DIRECTIONS: Every line of the data must be copied exactly.

LISTED RECORDS:
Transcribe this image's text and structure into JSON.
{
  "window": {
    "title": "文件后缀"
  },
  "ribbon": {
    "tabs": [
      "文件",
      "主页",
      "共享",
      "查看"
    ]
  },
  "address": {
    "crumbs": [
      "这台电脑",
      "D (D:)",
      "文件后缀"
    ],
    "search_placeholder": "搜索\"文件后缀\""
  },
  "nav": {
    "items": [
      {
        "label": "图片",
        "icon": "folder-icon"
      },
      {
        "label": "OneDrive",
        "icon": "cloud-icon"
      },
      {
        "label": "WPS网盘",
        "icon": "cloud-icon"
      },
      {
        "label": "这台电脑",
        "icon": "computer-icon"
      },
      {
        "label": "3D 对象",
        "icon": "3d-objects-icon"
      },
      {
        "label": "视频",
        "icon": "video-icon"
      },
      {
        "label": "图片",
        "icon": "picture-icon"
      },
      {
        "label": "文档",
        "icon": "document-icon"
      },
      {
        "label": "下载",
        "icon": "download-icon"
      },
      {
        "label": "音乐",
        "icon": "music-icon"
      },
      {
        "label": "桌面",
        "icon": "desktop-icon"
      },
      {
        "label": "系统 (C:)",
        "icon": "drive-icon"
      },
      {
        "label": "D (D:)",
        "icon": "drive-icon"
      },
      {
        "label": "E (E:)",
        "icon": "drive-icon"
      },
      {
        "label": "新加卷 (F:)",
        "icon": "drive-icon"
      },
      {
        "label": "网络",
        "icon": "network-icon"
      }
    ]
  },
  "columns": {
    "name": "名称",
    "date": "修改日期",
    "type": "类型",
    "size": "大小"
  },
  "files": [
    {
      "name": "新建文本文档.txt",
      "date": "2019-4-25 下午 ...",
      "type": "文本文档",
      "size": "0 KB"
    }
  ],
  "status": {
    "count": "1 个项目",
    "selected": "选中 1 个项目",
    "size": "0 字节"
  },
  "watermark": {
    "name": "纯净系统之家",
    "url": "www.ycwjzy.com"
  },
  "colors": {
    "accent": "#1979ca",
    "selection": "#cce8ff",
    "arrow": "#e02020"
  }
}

RIGHT ANSWER:
Transcribe this image's text and structure into JSON.
{
  "window": {
    "title": "文件后缀"
  },
  "ribbon": {
    "tabs": [
      "文件",
      "主页",
      "共享",
      "查看"
    ]
  },
  "address": {
    "crumbs": [
      "这台电脑",
      "D (D:)",
      "文件后缀"
    ],
    "search_placeholder": "搜索\"文件后缀\""
  },
  "nav": {
    "items": [
      {
        "label": "图片",
        "icon": "folder-icon"
      },
      {
        "label": "OneDrive",
        "icon": "cloud-icon"
      },
      {
        "label": "WPS网盘",
        "icon": "cloud-icon"
      },
      {
        "label": "这台电脑",
        "icon": "computer-icon"
      },
      {
        "label": "3D 对象",
        "icon": "3d-objects-icon"
      },
      {
        "label": "视频",
        "icon": "video-icon"
      },
      {
        "label": "图片",
        "icon": "picture-icon"
      },
      {
        "label": "文档",
        "icon": "document-icon"
      },
      {
        "label": "下载",
        "icon": "download-icon"
      },
      {
        "label": "音乐",
        "icon": "music-icon"
      },
      {
        "label": "桌面",
        "icon": "desktop-icon"
      },
      {
        "label": "系统 (C:)",
        "icon": "drive-icon"
      },
      {
        "label": "D (D:)",
        "icon": "drive-icon"
      },
      {
        "label": "E (E:)",
        "icon": "drive-icon"
      },
      {
        "label": "新加卷 (F:)",
        "icon": "drive-icon"
      },
      {
        "label": "网络",
        "icon": "network-icon"
      }
    ]
  },
  "columns": {
    "name": "名称",
    "date": "修改日期",
    "type": "类型",
    "size": "大小"
  },
  "files": [
    {
      "name": "新建文本文档.txt",
      "date": "2019-4-25 下午 ...",
      "type": "文本文档",
      "size": "0 KB"
    }
  ],
  "status": {
    "count": "1 个项目",
    "selected": "选中 1 个项目",
    "size": "0 字节"
  },
  "watermark": {
    "name": "纯净系统之家",
    "url": "www.ycwjzy.com"
  },
  "colors": {
    "accent": "#1979ca",
    "selection": "#cce8ff",
    "arrow": "#e02020"
  }
}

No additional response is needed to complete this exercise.